◆ **WHAT THE TASK REQUIRES**: Show all lines from the data that include the word "tennis".

━━ DATASET RECORDS ━━

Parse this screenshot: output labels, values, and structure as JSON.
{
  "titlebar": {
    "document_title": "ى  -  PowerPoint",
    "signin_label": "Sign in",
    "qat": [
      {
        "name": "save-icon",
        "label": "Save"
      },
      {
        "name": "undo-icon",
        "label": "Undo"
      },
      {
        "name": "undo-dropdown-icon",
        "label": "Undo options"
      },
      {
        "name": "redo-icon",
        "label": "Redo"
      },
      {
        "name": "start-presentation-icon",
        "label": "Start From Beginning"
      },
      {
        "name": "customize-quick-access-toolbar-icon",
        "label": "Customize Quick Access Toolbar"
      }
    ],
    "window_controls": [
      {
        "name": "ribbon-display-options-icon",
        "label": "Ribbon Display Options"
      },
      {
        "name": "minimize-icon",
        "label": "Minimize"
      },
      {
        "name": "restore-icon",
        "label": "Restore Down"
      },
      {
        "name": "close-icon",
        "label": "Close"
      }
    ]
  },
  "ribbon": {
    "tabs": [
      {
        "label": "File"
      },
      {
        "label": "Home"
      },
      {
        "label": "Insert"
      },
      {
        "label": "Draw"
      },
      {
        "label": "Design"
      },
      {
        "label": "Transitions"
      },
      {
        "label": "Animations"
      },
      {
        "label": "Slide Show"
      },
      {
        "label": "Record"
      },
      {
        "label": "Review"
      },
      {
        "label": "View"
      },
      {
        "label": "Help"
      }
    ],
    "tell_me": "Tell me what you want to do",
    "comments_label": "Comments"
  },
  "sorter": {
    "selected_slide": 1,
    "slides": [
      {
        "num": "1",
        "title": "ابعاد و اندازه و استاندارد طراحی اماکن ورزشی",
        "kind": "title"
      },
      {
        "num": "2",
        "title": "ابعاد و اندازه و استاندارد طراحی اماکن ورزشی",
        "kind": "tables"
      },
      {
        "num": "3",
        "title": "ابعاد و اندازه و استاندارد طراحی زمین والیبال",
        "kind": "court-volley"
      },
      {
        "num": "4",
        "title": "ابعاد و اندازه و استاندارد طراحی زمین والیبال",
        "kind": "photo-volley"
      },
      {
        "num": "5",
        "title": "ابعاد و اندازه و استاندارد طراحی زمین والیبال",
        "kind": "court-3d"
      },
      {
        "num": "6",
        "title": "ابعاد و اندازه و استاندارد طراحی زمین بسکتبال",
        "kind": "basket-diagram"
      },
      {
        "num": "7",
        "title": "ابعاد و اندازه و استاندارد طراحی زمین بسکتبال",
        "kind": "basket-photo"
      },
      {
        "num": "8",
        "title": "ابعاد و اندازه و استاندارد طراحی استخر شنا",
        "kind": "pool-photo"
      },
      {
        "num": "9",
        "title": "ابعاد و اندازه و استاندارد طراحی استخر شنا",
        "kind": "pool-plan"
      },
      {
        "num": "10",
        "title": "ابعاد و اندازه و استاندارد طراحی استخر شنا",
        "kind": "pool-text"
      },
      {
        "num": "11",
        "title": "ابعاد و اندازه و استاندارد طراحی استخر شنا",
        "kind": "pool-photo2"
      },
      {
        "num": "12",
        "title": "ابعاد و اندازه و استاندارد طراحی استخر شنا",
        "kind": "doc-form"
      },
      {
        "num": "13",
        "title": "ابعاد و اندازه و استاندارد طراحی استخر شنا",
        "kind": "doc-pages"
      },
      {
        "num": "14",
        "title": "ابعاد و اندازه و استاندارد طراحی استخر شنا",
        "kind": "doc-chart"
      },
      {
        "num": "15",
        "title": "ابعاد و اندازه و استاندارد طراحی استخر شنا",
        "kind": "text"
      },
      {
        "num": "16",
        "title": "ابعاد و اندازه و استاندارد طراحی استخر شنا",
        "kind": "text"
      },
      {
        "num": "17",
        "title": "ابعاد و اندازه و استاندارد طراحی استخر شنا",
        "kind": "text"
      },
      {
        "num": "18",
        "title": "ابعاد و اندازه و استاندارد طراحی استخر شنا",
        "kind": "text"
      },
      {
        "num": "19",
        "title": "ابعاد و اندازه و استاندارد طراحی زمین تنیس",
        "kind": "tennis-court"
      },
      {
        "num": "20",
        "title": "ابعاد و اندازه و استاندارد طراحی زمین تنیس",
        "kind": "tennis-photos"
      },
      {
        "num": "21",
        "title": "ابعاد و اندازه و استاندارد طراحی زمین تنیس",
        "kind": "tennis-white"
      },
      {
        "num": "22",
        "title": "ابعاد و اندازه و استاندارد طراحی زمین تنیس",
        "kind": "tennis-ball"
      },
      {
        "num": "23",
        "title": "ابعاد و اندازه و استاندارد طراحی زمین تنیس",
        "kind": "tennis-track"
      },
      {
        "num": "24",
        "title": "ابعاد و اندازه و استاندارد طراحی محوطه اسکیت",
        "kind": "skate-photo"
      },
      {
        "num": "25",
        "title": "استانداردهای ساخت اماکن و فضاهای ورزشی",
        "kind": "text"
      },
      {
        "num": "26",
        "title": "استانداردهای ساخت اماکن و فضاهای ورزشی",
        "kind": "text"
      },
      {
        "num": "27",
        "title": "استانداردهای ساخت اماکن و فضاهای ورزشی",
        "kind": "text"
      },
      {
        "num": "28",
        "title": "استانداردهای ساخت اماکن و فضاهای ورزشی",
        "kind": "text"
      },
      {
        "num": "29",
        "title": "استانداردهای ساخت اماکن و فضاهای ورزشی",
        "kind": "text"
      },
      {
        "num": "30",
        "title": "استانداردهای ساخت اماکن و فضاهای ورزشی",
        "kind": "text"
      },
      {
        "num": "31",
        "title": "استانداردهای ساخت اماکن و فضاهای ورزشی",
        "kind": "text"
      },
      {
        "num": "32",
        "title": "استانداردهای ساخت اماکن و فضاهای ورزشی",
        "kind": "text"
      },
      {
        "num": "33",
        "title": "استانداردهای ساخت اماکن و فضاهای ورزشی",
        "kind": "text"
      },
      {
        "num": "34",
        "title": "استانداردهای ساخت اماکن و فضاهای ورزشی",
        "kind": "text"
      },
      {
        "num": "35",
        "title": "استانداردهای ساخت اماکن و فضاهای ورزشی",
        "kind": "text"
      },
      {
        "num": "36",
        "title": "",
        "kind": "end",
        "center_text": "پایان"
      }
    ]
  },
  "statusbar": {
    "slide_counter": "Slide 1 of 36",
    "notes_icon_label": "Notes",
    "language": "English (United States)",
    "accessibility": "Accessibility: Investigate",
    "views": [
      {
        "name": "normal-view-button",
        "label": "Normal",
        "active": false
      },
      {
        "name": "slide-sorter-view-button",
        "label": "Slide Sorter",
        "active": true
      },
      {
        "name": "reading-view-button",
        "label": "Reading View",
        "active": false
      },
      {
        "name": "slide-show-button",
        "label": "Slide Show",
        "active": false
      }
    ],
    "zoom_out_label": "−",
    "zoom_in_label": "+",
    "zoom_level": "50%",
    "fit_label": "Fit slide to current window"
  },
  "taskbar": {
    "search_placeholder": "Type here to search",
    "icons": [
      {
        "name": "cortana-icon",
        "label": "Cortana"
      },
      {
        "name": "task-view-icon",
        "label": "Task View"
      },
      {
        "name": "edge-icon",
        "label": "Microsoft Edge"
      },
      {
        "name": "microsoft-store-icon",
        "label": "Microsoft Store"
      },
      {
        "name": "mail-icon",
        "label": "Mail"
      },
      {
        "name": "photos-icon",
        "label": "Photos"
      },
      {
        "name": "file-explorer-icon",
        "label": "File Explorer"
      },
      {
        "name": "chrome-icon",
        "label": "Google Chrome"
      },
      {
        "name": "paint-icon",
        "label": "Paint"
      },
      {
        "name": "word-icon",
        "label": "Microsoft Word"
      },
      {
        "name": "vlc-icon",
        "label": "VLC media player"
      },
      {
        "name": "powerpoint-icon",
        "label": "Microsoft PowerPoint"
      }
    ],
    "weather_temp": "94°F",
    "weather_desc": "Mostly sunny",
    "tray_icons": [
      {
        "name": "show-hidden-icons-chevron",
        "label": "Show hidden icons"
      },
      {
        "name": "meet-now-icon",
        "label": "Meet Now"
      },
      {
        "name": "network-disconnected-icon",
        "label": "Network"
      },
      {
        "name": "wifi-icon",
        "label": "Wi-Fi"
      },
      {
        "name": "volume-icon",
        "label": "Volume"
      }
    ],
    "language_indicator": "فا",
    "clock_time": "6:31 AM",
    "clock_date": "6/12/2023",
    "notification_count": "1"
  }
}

━━━

◆ **RESULT OF THE TASK**:
        "kind": "tennis-court"
        "kind": "tennis-photos"
        "kind": "tennis-white"
        "kind": "tennis-ball"
        "kind": "tennis-track"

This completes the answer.